### SHORT TASK
All of the lines below are to be printed again exactly; images are excluded from the output.

•••

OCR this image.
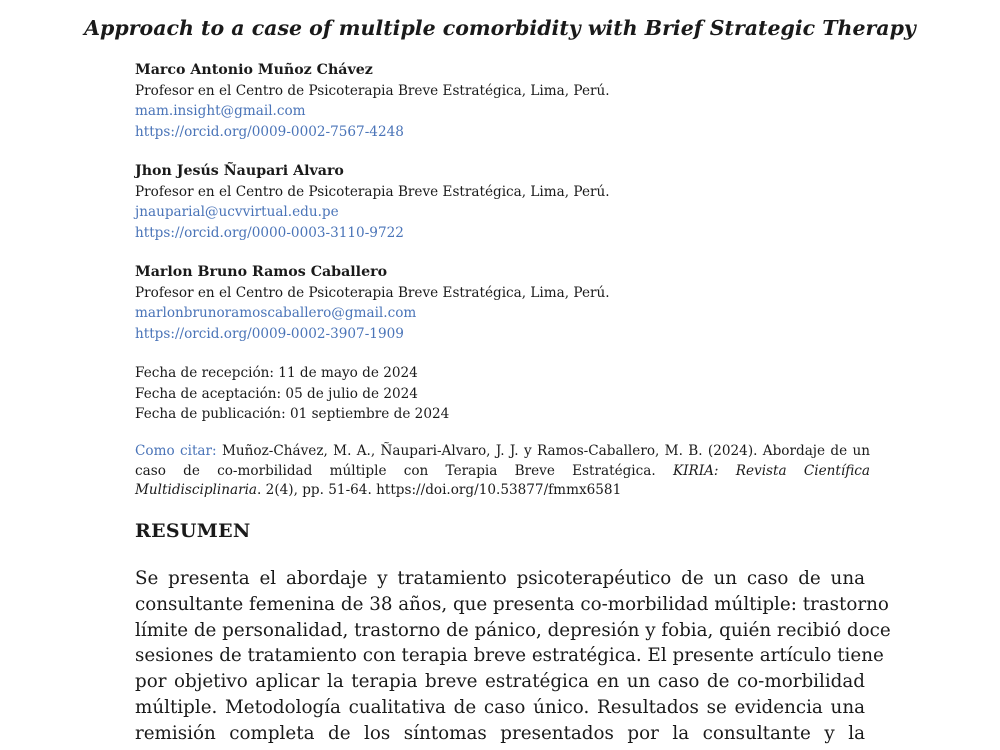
Approach to a case of multiple comorbidity with Brief Strategic Therapy
Marco Antonio Muñoz Chávez
Profesor en el Centro de Psicoterapia Breve Estratégica, Lima, Perú.
mam.insight@gmail.com
https://orcid.org/0009-0002-7567-4248
Jhon Jesús Ñaupari Alvaro
Profesor en el Centro de Psicoterapia Breve Estratégica, Lima, Perú.
jnauparial@ucvvirtual.edu.pe
https://orcid.org/0000-0003-3110-9722
Marlon Bruno Ramos Caballero
Profesor en el Centro de Psicoterapia Breve Estratégica, Lima, Perú.
marlonbrunoramoscaballero@gmail.com
https://orcid.org/0009-0002-3907-1909
Fecha de recepción: 11 de mayo de 2024
Fecha de aceptación: 05 de julio de 2024
Fecha de publicación: 01 septiembre de 2024
Como citar: Muñoz-Chávez, M. A., Ñaupari-Alvaro, J. J. y Ramos-Caballero, M. B. (2024). Abordaje de un caso de co-morbilidad múltiple con Terapia Breve Estratégica. KIRIA: Revista Científica Multidisciplinaria. 2(4), pp. 51-64. https://doi.org/10.53877/fmmx6581
RESUMEN
Se presenta el abordaje y tratamiento psicoterapéutico de un caso de una
consultante femenina de 38 años, que presenta co-morbilidad múltiple: trastorno
límite de personalidad, trastorno de pánico, depresión y fobia, quién recibió doce
sesiones de tratamiento con terapia breve estratégica. El presente artículo tiene
por objetivo aplicar la terapia breve estratégica en un caso de co-morbilidad
múltiple. Metodología cualitativa de caso único. Resultados se evidencia una
remisión completa de los síntomas presentados por la consultante y la
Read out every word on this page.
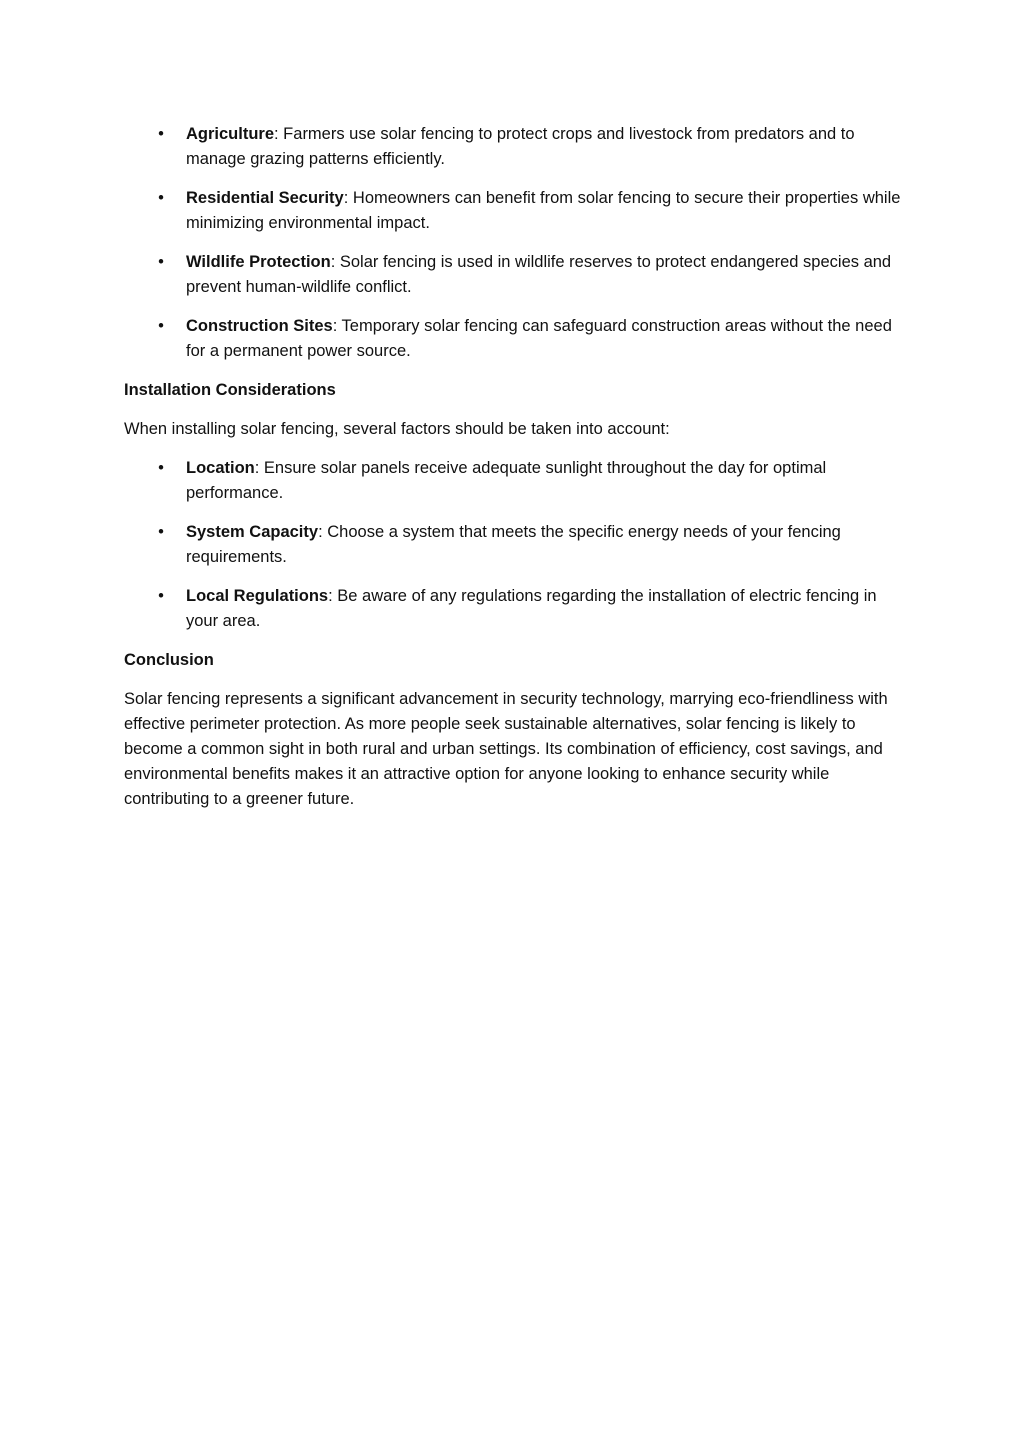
• Agriculture: Farmers use solar fencing to protect crops and livestock from predators and to manage grazing patterns efficiently.
• Residential Security: Homeowners can benefit from solar fencing to secure their properties while minimizing environmental impact.
• Wildlife Protection: Solar fencing is used in wildlife reserves to protect endangered species and prevent human-wildlife conflict.
• Construction Sites: Temporary solar fencing can safeguard construction areas without the need for a permanent power source.
Installation Considerations
When installing solar fencing, several factors should be taken into account:
• Location: Ensure solar panels receive adequate sunlight throughout the day for optimal performance.
• System Capacity: Choose a system that meets the specific energy needs of your fencing requirements.
• Local Regulations: Be aware of any regulations regarding the installation of electric fencing in your area.
Conclusion
Solar fencing represents a significant advancement in security technology, marrying eco-friendliness with effective perimeter protection. As more people seek sustainable alternatives, solar fencing is likely to become a common sight in both rural and urban settings. Its combination of efficiency, cost savings, and environmental benefits makes it an attractive option for anyone looking to enhance security while contributing to a greener future.
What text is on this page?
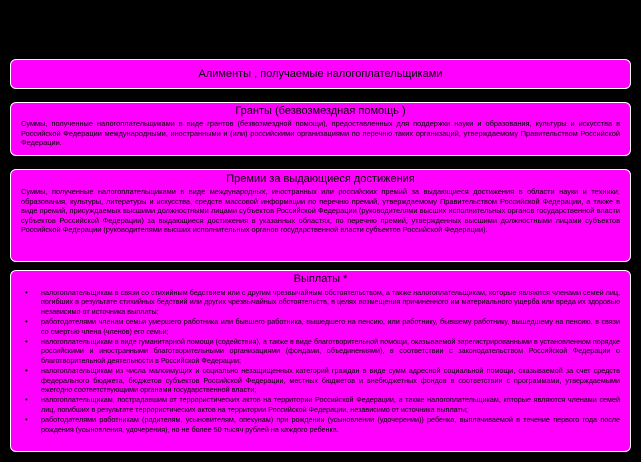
Алименты , получаемые налогоплательщиками
Гранты (безвозмездная помощь )
Суммы, полученные налогоплательщиками в виде грантов (безвозмездной помощи), предоставленных для поддержки науки и образования, культуры и искусства в Российской Федерации международными, иностранными и (или) российскими организациями по перечню таких организаций, утверждаемому Правительством Российской Федерации.
Премии за выдающиеся достижения
Суммы, полученные налогоплательщиками в виде международных, иностранных или российских премий за выдающиеся достижения в области науки и техники, образования, культуры, литературы и искусства, средств массовой информации по перечню премий, утверждаемому Правительством Российской Федерации, а также в виде премий, присуждаемых высшими должностными лицами субъектов Российской Федерации (руководителями высших исполнительных органов государственной власти субъектов Российской Федерации) за выдающиеся достижения в указанных областях, по перечню премий, утвержденных высшими должностными лицами субъектов Российской Федерации (руководителями высших исполнительных органов государственной власти субъектов Российской Федерации).
Выплаты *
• налогоплательщикам в связи со стихийным бедствием или с другим чрезвычайным обстоятельством, а также налогоплательщикам, которые являются членами семей лиц, погибших в результате стихийных бедствий или других чрезвычайных обстоятельств, в целях возмещения причиненного им материального ущерба или вреда их здоровью независимо от источника выплаты;
• работодателями членам семьи умершего работника или бывшего работника, вышедшего на пенсию, или работнику, бывшему работнику, вышедшему на пенсию, в связи со смертью члена (членов) его семьи;
• налогоплательщикам в виде гуманитарной помощи (содействия), а также в виде благотворительной помощи, оказываемой зарегистрированными в установленном порядке российскими и иностранными благотворительными организациями (фондами, объединениями), в соответствии с законодательством Российской Федерации о благотворительной деятельности в Российской Федерации;
• налогоплательщикам из числа малоимущих и социально незащищенных категорий граждан в виде сумм адресной социальной помощи, оказываемой за счет средств федерального бюджета, бюджетов субъектов Российской Федерации, местных бюджетов и внебюджетных фондов в соответствии с программами, утверждаемыми ежегодно соответствующими органами государственной власти;
• налогоплательщикам, пострадавшим от террористических актов на территории Российской Федерации, а также налогоплательщикам, которые являются членами семей лиц, погибших в результате террористических актов на территории Российской Федерации, независимо от источника выплаты;
• работодателями работникам (родителям, усыновителям, опекунам) при рождении (усыновлении (удочерении)) ребенка, выплачиваемой в течение первого года после рождения (усыновления, удочерения), но не более 50 тысяч рублей на каждого ребенка.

•••

### CORRECT RESPONSE
OCR this image.
Approach to a case of multiple comorbidity with Brief Strategic Therapy
Marco Antonio Muñoz Chávez
Profesor en el Centro de Psicoterapia Breve Estratégica, Lima, Perú.
mam.insight@gmail.com
https://orcid.org/0009-0002-7567-4248
Jhon Jesús Ñaupari Alvaro
Profesor en el Centro de Psicoterapia Breve Estratégica, Lima, Perú.
jnauparial@ucvvirtual.edu.pe
https://orcid.org/0000-0003-3110-9722
Marlon Bruno Ramos Caballero
Profesor en el Centro de Psicoterapia Breve Estratégica, Lima, Perú.
marlonbrunoramoscaballero@gmail.com
https://orcid.org/0009-0002-3907-1909
Fecha de recepción: 11 de mayo de 2024
Fecha de aceptación: 05 de julio de 2024
Fecha de publicación: 01 septiembre de 2024
Como citar: Muñoz-Chávez, M. A., Ñaupari-Alvaro, J. J. y Ramos-Caballero, M. B. (2024). Abordaje de un caso de co-morbilidad múltiple con Terapia Breve Estratégica. KIRIA: Revista Científica Multidisciplinaria. 2(4), pp. 51-64. https://doi.org/10.53877/fmmx6581
RESUMEN
Se presenta el abordaje y tratamiento psicoterapéutico de un caso de una
consultante femenina de 38 años, que presenta co-morbilidad múltiple: trastorno
límite de personalidad, trastorno de pánico, depresión y fobia, quién recibió doce
sesiones de tratamiento con terapia breve estratégica. El presente artículo tiene
por objetivo aplicar la terapia breve estratégica en un caso de co-morbilidad
múltiple. Metodología cualitativa de caso único. Resultados se evidencia una
remisión completa de los síntomas presentados por la consultante y la
Read out every word on this page.
• Agriculture: Farmers use solar fencing to protect crops and livestock from predators and to manage grazing patterns efficiently.
• Residential Security: Homeowners can benefit from solar fencing to secure their properties while minimizing environmental impact.
• Wildlife Protection: Solar fencing is used in wildlife reserves to protect endangered species and prevent human-wildlife conflict.
• Construction Sites: Temporary solar fencing can safeguard construction areas without the need for a permanent power source.
Installation Considerations
When installing solar fencing, several factors should be taken into account:
• Location: Ensure solar panels receive adequate sunlight throughout the day for optimal performance.
• System Capacity: Choose a system that meets the specific energy needs of your fencing requirements.
• Local Regulations: Be aware of any regulations regarding the installation of electric fencing in your area.
Conclusion
Solar fencing represents a significant advancement in security technology, marrying eco-friendliness with effective perimeter protection. As more people seek sustainable alternatives, solar fencing is likely to become a common sight in both rural and urban settings. Its combination of efficiency, cost savings, and environmental benefits makes it an attractive option for anyone looking to enhance security while contributing to a greener future.
What text is on this page?
Алименты , получаемые налогоплательщиками
Гранты (безвозмездная помощь )
Суммы, полученные налогоплательщиками в виде грантов (безвозмездной помощи), предоставленных для поддержки науки и образования, культуры и искусства в Российской Федерации международными, иностранными и (или) российскими организациями по перечню таких организаций, утверждаемому Правительством Российской Федерации.
Премии за выдающиеся достижения
Суммы, полученные налогоплательщиками в виде международных, иностранных или российских премий за выдающиеся достижения в области науки и техники, образования, культуры, литературы и искусства, средств массовой информации по перечню премий, утверждаемому Правительством Российской Федерации, а также в виде премий, присуждаемых высшими должностными лицами субъектов Российской Федерации (руководителями высших исполнительных органов государственной власти субъектов Российской Федерации) за выдающиеся достижения в указанных областях, по перечню премий, утвержденных высшими должностными лицами субъектов Российской Федерации (руководителями высших исполнительных органов государственной власти субъектов Российской Федерации).
Выплаты *
• налогоплательщикам в связи со стихийным бедствием или с другим чрезвычайным обстоятельством, а также налогоплательщикам, которые являются членами семей лиц, погибших в результате стихийных бедствий или других чрезвычайных обстоятельств, в целях возмещения причиненного им материального ущерба или вреда их здоровью независимо от источника выплаты;
• работодателями членам семьи умершего работника или бывшего работника, вышедшего на пенсию, или работнику, бывшему работнику, вышедшему на пенсию, в связи со смертью члена (членов) его семьи;
• налогоплательщикам в виде гуманитарной помощи (содействия), а также в виде благотворительной помощи, оказываемой зарегистрированными в установленном порядке российскими и иностранными благотворительными организациями (фондами, объединениями), в соответствии с законодательством Российской Федерации о благотворительной деятельности в Российской Федерации;
• налогоплательщикам из числа малоимущих и социально незащищенных категорий граждан в виде сумм адресной социальной помощи, оказываемой за счет средств федерального бюджета, бюджетов субъектов Российской Федерации, местных бюджетов и внебюджетных фондов в соответствии с программами, утверждаемыми ежегодно соответствующими органами государственной власти;
• налогоплательщикам, пострадавшим от террористических актов на территории Российской Федерации, а также налогоплательщикам, которые являются членами семей лиц, погибших в результате террористических актов на территории Российской Федерации, независимо от источника выплаты;
• работодателями работникам (родителям, усыновителям, опекунам) при рождении (усыновлении (удочерении)) ребенка, выплачиваемой в течение первого года после рождения (усыновления, удочерения), но не более 50 тысяч рублей на каждого ребенка.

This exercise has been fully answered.